> **Written problem**
All material below is to be reproduced exactly.
## START
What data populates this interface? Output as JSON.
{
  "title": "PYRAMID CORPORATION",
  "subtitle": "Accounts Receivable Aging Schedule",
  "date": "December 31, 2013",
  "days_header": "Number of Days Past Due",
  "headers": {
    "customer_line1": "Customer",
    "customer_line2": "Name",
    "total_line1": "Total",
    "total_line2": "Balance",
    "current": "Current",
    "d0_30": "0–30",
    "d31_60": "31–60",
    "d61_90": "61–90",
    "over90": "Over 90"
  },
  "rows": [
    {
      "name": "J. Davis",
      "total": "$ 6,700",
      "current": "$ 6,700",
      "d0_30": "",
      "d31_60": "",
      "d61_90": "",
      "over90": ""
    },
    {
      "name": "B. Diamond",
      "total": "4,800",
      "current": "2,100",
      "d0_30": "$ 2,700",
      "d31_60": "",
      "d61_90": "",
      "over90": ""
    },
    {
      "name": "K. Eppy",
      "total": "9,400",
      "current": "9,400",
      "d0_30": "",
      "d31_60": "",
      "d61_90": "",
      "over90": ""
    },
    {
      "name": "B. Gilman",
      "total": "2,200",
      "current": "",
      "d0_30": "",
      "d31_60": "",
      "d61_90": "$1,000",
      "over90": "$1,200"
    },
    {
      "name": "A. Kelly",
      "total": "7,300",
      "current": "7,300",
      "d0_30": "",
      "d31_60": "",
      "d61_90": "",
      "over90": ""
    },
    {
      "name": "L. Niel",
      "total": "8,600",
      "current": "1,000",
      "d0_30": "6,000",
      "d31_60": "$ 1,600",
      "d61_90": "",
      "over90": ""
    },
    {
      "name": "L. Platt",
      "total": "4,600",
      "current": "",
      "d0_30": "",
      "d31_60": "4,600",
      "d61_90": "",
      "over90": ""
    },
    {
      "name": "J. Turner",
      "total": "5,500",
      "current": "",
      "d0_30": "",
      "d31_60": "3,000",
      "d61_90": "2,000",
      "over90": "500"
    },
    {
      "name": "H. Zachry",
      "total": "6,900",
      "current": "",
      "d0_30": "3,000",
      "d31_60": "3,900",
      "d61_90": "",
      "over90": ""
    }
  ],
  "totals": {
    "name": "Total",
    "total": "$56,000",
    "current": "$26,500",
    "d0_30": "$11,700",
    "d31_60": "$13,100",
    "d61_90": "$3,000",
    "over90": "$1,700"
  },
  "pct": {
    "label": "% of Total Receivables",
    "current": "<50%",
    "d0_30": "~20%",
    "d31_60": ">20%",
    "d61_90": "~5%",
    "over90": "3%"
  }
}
## END
> **Answer below**
What data populates this interface? Output as JSON.
{
  "title": "PYRAMID CORPORATION",
  "subtitle": "Accounts Receivable Aging Schedule",
  "date": "December 31, 2013",
  "days_header": "Number of Days Past Due",
  "headers": {
    "customer_line1": "Customer",
    "customer_line2": "Name",
    "total_line1": "Total",
    "total_line2": "Balance",
    "current": "Current",
    "d0_30": "0–30",
    "d31_60": "31–60",
    "d61_90": "61–90",
    "over90": "Over 90"
  },
  "rows": [
    {
      "name": "J. Davis",
      "total": "$ 6,700",
      "current": "$ 6,700",
      "d0_30": "",
      "d31_60": "",
      "d61_90": "",
      "over90": ""
    },
    {
      "name": "B. Diamond",
      "total": "4,800",
      "current": "2,100",
      "d0_30": "$ 2,700",
      "d31_60": "",
      "d61_90": "",
      "over90": ""
    },
    {
      "name": "K. Eppy",
      "total": "9,400",
      "current": "9,400",
      "d0_30": "",
      "d31_60": "",
      "d61_90": "",
      "over90": ""
    },
    {
      "name": "B. Gilman",
      "total": "2,200",
      "current": "",
      "d0_30": "",
      "d31_60": "",
      "d61_90": "$1,000",
      "over90": "$1,200"
    },
    {
      "name": "A. Kelly",
      "total": "7,300",
      "current": "7,300",
      "d0_30": "",
      "d31_60": "",
      "d61_90": "",
      "over90": ""
    },
    {
      "name": "L. Niel",
      "total": "8,600",
      "current": "1,000",
      "d0_30": "6,000",
      "d31_60": "$ 1,600",
      "d61_90": "",
      "over90": ""
    },
    {
      "name": "L. Platt",
      "total": "4,600",
      "current": "",
      "d0_30": "",
      "d31_60": "4,600",
      "d61_90": "",
      "over90": ""
    },
    {
      "name": "J. Turner",
      "total": "5,500",
      "current": "",
      "d0_30": "",
      "d31_60": "3,000",
      "d61_90": "2,000",
      "over90": "500"
    },
    {
      "name": "H. Zachry",
      "total": "6,900",
      "current": "",
      "d0_30": "3,000",
      "d31_60": "3,900",
      "d61_90": "",
      "over90": ""
    }
  ],
  "totals": {
    "name": "Total",
    "total": "$56,000",
    "current": "$26,500",
    "d0_30": "$11,700",
    "d31_60": "$13,100",
    "d61_90": "$3,000",
    "over90": "$1,700"
  },
  "pct": {
    "label": "% of Total Receivables",
    "current": "<50%",
    "d0_30": "~20%",
    "d31_60": ">20%",
    "d61_90": "~5%",
    "over90": "3%"
  }
}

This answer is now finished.